* begin RECORDED DATA *
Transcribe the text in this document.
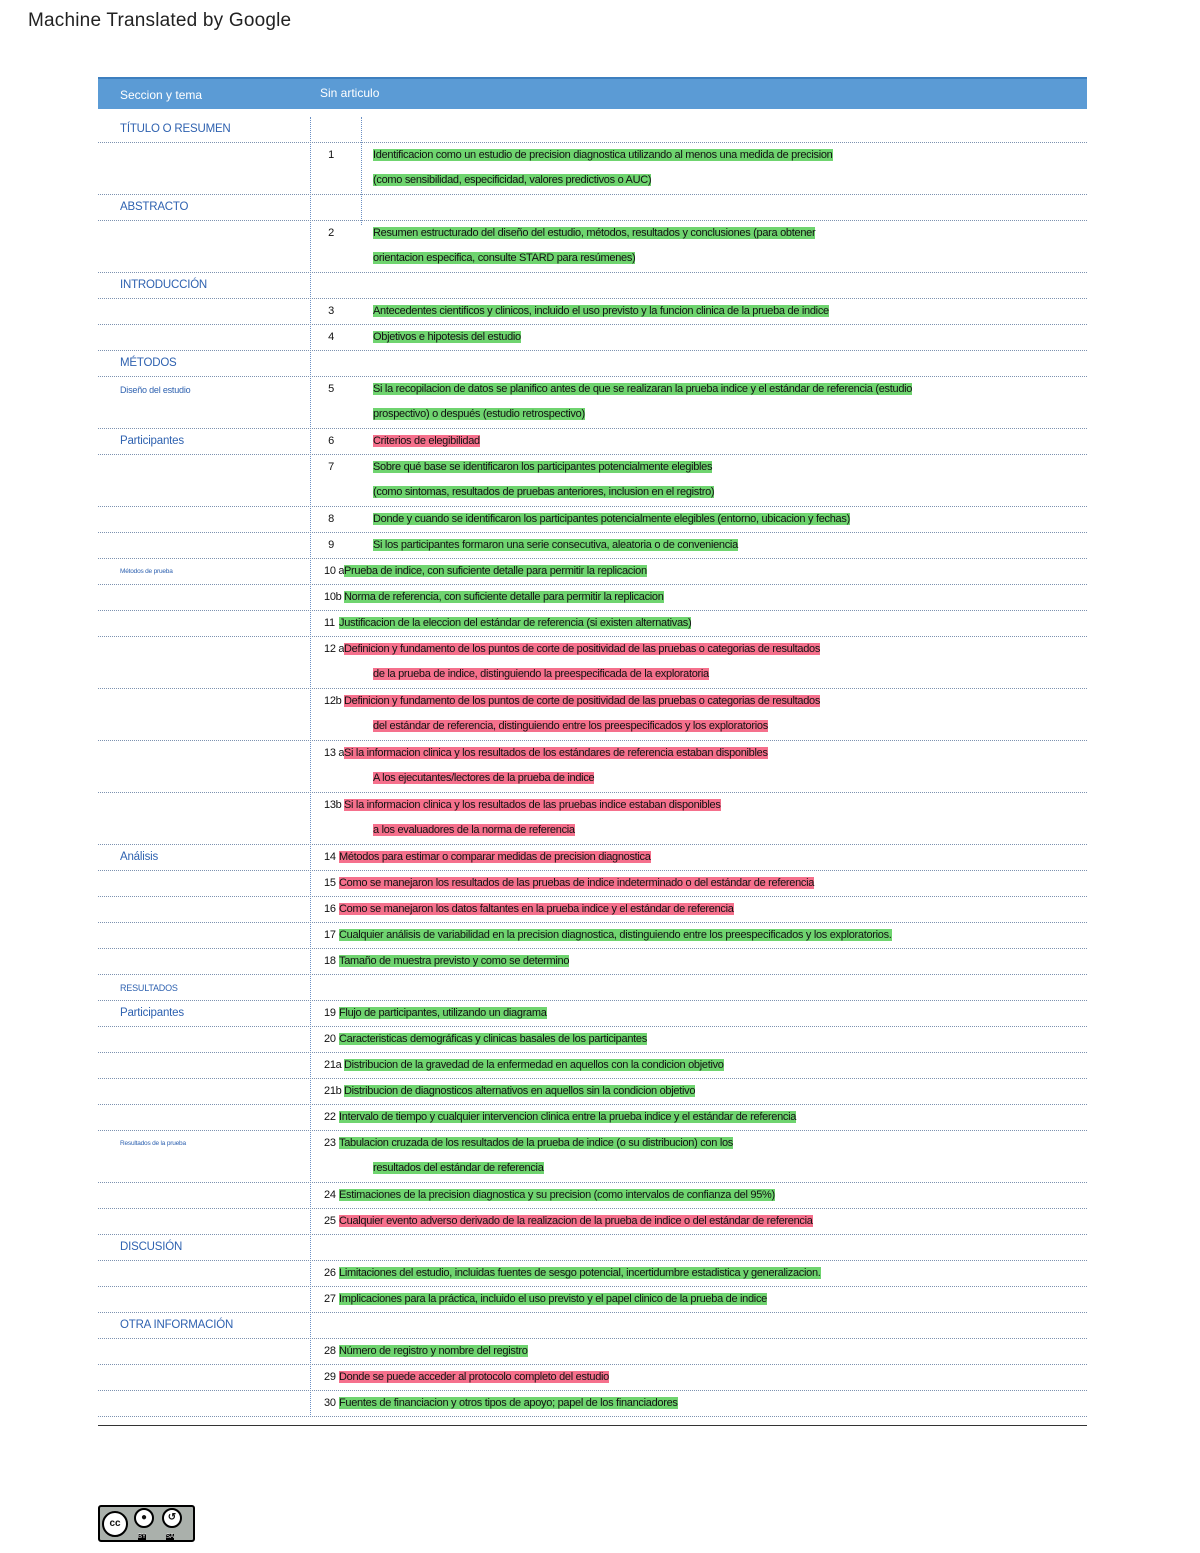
Machine Translated by Google
Seccion y tema	Sin articulo
TÍTULO O RESUMEN
1	Identificacion como un estudio de precision diagnostica utilizando al menos una medida de precision
(como sensibilidad, especificidad, valores predictivos o AUC)
ABSTRACTO
2	Resumen estructurado del diseño del estudio, métodos, resultados y conclusiones (para obtener
orientacion especifica, consulte STARD para resúmenes)
INTRODUCCIÓN
3	Antecedentes cientificos y clinicos, incluido el uso previsto y la funcion clinica de la prueba de indice
4	Objetivos e hipotesis del estudio
MÉTODOS
Diseño del estudio	5	Si la recopilacion de datos se planifico antes de que se realizaran la prueba indice y el estándar de referencia (estudio
prospectivo) o después (estudio retrospectivo)
Participantes	6	Criterios de elegibilidad
7	Sobre qué base se identificaron los participantes potencialmente elegibles
(como sintomas, resultados de pruebas anteriores, inclusion en el registro)
8	Donde y cuando se identificaron los participantes potencialmente elegibles (entorno, ubicacion y fechas)
9	Si los participantes formaron una serie consecutiva, aleatoria o de conveniencia
Métodos de prueba	10 a Prueba de indice, con suficiente detalle para permitir la replicacion
10b Norma de referencia, con suficiente detalle para permitir la replicacion
11 Justificacion de la eleccion del estándar de referencia (si existen alternativas)
12 a Definicion y fundamento de los puntos de corte de positividad de las pruebas o categorias de resultados
de la prueba de indice, distinguiendo la preespecificada de la exploratoria
12b Definicion y fundamento de los puntos de corte de positividad de las pruebas o categorias de resultados
del estándar de referencia, distinguiendo entre los preespecificados y los exploratorios
13 a Si la informacion clinica y los resultados de los estándares de referencia estaban disponibles
A los ejecutantes/lectores de la prueba de indice
13b Si la informacion clinica y los resultados de las pruebas indice estaban disponibles
a los evaluadores de la norma de referencia
Análisis	14 Métodos para estimar o comparar medidas de precision diagnostica
15 Como se manejaron los resultados de las pruebas de indice indeterminado o del estándar de referencia
16 Como se manejaron los datos faltantes en la prueba indice y el estándar de referencia
17 Cualquier análisis de variabilidad en la precision diagnostica, distinguiendo entre los preespecificados y los exploratorios.
18 Tamaño de muestra previsto y como se determino
RESULTADOS
Participantes	19 Flujo de participantes, utilizando un diagrama
20 Caracteristicas demográficas y clinicas basales de los participantes
21a Distribucion de la gravedad de la enfermedad en aquellos con la condicion objetivo
21b Distribucion de diagnosticos alternativos en aquellos sin la condicion objetivo
22 Intervalo de tiempo y cualquier intervencion clinica entre la prueba indice y el estándar de referencia
Resultados de la prueba	23 Tabulacion cruzada de los resultados de la prueba de indice (o su distribucion) con los
resultados del estándar de referencia
24 Estimaciones de la precision diagnostica y su precision (como intervalos de confianza del 95%)
25 Cualquier evento adverso derivado de la realizacion de la prueba de indice o del estándar de referencia
DISCUSIÓN
26 Limitaciones del estudio, incluidas fuentes de sesgo potencial, incertidumbre estadistica y generalizacion.
27 Implicaciones para la práctica, incluido el uso previsto y el papel clinico de la prueba de indice
OTRA INFORMACIÓN
28 Número de registro y nombre del registro
29 Donde se puede acceder al protocolo completo del estudio
30 Fuentes de financiacion y otros tipos de apoyo; papel de los financiadores
cc
●	↺
BY	SA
* end RECORDED DATA *
§ TASK PROMPT
In the records above, locate the lines holding the word "para". Copy each of them.

§ COMPLETED EXERCISE
2	Resumen estructurado del diseño del estudio, métodos, resultados y conclusiones (para obtener
orientacion especifica, consulte STARD para resúmenes)
Métodos de prueba	10 a Prueba de indice, con suficiente detalle para permitir la replicacion
10b Norma de referencia, con suficiente detalle para permitir la replicacion
Análisis	14 Métodos para estimar o comparar medidas de precision diagnostica
27 Implicaciones para la práctica, incluido el uso previsto y el papel clinico de la prueba de indice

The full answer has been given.